Data entries:
· · ·
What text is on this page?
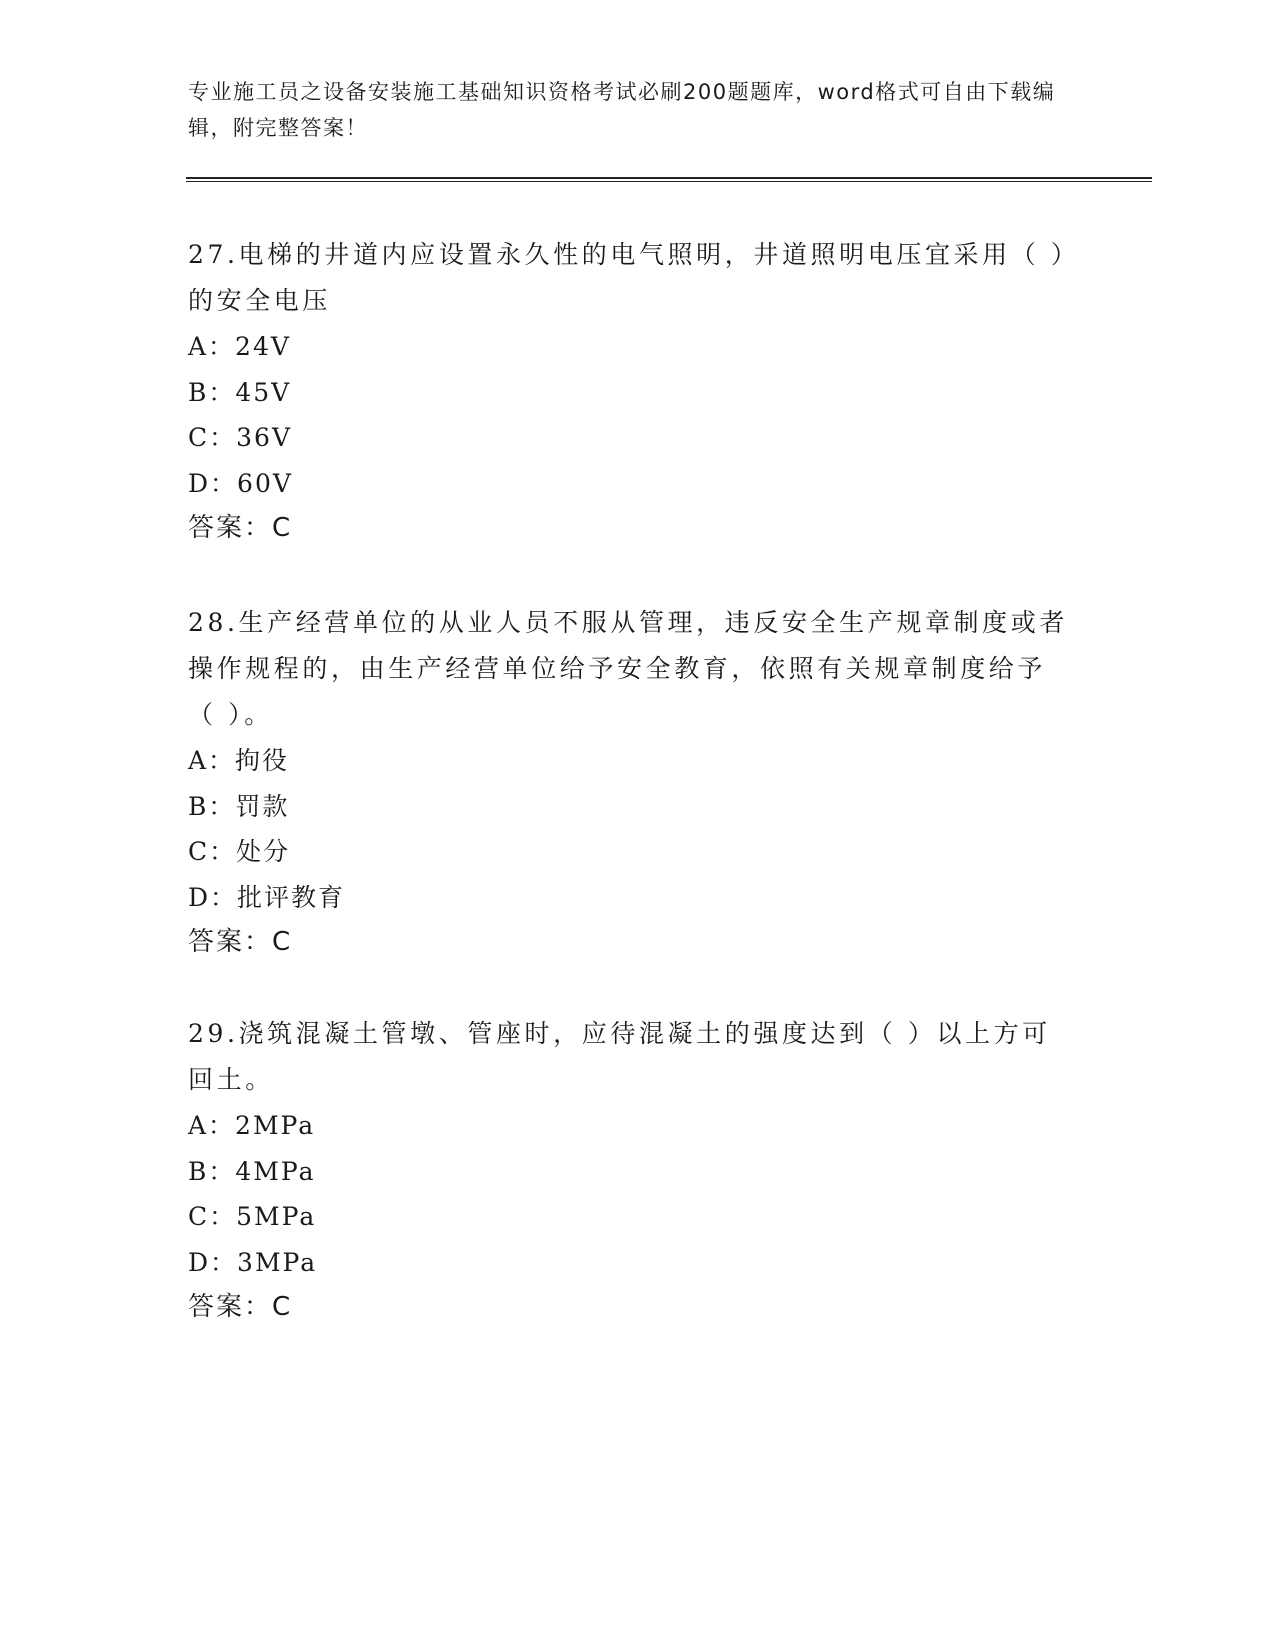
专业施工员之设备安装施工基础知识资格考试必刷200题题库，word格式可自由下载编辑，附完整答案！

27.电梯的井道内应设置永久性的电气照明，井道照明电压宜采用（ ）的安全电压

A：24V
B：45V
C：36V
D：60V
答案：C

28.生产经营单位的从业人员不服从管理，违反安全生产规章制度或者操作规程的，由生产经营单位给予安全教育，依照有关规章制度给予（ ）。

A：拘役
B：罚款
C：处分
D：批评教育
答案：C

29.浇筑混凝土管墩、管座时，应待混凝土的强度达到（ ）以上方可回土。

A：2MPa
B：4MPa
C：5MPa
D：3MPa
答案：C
· · ·
* **DO THIS**
Quote each entry above verbatim and drop the pictures.

* **THE RESPONSE**
What text is on this page?
专业施工员之设备安装施工基础知识资格考试必刷200题题库，word格式可自由下载编辑，附完整答案！

27.电梯的井道内应设置永久性的电气照明，井道照明电压宜采用（ ）的安全电压

A：24V
B：45V
C：36V
D：60V
答案：C

28.生产经营单位的从业人员不服从管理，违反安全生产规章制度或者操作规程的，由生产经营单位给予安全教育，依照有关规章制度给予（ ）。

A：拘役
B：罚款
C：处分
D：批评教育
答案：C

29.浇筑混凝土管墩、管座时，应待混凝土的强度达到（ ）以上方可回土。

A：2MPa
B：4MPa
C：5MPa
D：3MPa
答案：C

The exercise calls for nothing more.